DATA FOR PROCESSING.
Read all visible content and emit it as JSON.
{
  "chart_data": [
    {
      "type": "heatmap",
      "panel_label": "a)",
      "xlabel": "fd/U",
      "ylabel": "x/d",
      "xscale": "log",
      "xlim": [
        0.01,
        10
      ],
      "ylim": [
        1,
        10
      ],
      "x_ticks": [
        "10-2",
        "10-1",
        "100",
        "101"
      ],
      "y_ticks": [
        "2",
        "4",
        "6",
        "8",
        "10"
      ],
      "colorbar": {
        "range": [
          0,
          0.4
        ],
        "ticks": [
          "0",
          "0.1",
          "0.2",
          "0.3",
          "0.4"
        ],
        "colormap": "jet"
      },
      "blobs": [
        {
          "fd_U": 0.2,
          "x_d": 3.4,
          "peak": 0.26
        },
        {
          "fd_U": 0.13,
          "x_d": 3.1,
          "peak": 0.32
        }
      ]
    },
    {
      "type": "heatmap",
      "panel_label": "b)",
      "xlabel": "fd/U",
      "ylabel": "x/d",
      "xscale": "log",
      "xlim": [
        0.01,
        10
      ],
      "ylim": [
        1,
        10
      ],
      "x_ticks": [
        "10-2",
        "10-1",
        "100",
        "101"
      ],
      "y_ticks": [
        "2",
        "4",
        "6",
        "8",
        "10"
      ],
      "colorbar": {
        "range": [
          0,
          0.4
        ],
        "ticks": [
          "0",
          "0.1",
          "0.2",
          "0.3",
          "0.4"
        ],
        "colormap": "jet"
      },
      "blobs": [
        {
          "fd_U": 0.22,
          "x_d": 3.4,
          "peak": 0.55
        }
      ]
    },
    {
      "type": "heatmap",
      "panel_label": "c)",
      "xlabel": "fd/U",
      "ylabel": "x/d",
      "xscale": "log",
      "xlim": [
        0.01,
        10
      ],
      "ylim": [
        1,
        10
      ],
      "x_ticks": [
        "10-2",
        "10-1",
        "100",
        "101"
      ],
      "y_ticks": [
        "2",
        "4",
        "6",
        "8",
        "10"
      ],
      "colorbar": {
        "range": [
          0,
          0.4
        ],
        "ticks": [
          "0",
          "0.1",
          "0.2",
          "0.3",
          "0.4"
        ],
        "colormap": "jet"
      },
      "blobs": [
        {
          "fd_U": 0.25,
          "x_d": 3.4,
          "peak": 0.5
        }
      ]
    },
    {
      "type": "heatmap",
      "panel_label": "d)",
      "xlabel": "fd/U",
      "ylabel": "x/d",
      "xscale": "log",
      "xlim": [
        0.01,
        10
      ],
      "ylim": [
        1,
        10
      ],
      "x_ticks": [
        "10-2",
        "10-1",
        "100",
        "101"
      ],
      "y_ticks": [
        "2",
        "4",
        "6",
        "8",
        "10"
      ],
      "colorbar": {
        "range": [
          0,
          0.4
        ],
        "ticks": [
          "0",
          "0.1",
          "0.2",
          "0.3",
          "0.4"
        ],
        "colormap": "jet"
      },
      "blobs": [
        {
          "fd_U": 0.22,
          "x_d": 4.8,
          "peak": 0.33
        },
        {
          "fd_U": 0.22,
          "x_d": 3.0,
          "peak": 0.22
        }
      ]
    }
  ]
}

WHAT YOU NEED TO DO.
Reproduce the records above exactly.

ANSWER TO THIS EXERCISE.
Read all visible content and emit it as JSON.
{
  "chart_data": [
    {
      "type": "heatmap",
      "panel_label": "a)",
      "xlabel": "fd/U",
      "ylabel": "x/d",
      "xscale": "log",
      "xlim": [
        0.01,
        10
      ],
      "ylim": [
        1,
        10
      ],
      "x_ticks": [
        "10-2",
        "10-1",
        "100",
        "101"
      ],
      "y_ticks": [
        "2",
        "4",
        "6",
        "8",
        "10"
      ],
      "colorbar": {
        "range": [
          0,
          0.4
        ],
        "ticks": [
          "0",
          "0.1",
          "0.2",
          "0.3",
          "0.4"
        ],
        "colormap": "jet"
      },
      "blobs": [
        {
          "fd_U": 0.2,
          "x_d": 3.4,
          "peak": 0.26
        },
        {
          "fd_U": 0.13,
          "x_d": 3.1,
          "peak": 0.32
        }
      ]
    },
    {
      "type": "heatmap",
      "panel_label": "b)",
      "xlabel": "fd/U",
      "ylabel": "x/d",
      "xscale": "log",
      "xlim": [
        0.01,
        10
      ],
      "ylim": [
        1,
        10
      ],
      "x_ticks": [
        "10-2",
        "10-1",
        "100",
        "101"
      ],
      "y_ticks": [
        "2",
        "4",
        "6",
        "8",
        "10"
      ],
      "colorbar": {
        "range": [
          0,
          0.4
        ],
        "ticks": [
          "0",
          "0.1",
          "0.2",
          "0.3",
          "0.4"
        ],
        "colormap": "jet"
      },
      "blobs": [
        {
          "fd_U": 0.22,
          "x_d": 3.4,
          "peak": 0.55
        }
      ]
    },
    {
      "type": "heatmap",
      "panel_label": "c)",
      "xlabel": "fd/U",
      "ylabel": "x/d",
      "xscale": "log",
      "xlim": [
        0.01,
        10
      ],
      "ylim": [
        1,
        10
      ],
      "x_ticks": [
        "10-2",
        "10-1",
        "100",
        "101"
      ],
      "y_ticks": [
        "2",
        "4",
        "6",
        "8",
        "10"
      ],
      "colorbar": {
        "range": [
          0,
          0.4
        ],
        "ticks": [
          "0",
          "0.1",
          "0.2",
          "0.3",
          "0.4"
        ],
        "colormap": "jet"
      },
      "blobs": [
        {
          "fd_U": 0.25,
          "x_d": 3.4,
          "peak": 0.5
        }
      ]
    },
    {
      "type": "heatmap",
      "panel_label": "d)",
      "xlabel": "fd/U",
      "ylabel": "x/d",
      "xscale": "log",
      "xlim": [
        0.01,
        10
      ],
      "ylim": [
        1,
        10
      ],
      "x_ticks": [
        "10-2",
        "10-1",
        "100",
        "101"
      ],
      "y_ticks": [
        "2",
        "4",
        "6",
        "8",
        "10"
      ],
      "colorbar": {
        "range": [
          0,
          0.4
        ],
        "ticks": [
          "0",
          "0.1",
          "0.2",
          "0.3",
          "0.4"
        ],
        "colormap": "jet"
      },
      "blobs": [
        {
          "fd_U": 0.22,
          "x_d": 4.8,
          "peak": 0.33
        },
        {
          "fd_U": 0.22,
          "x_d": 3.0,
          "peak": 0.22
        }
      ]
    }
  ]
}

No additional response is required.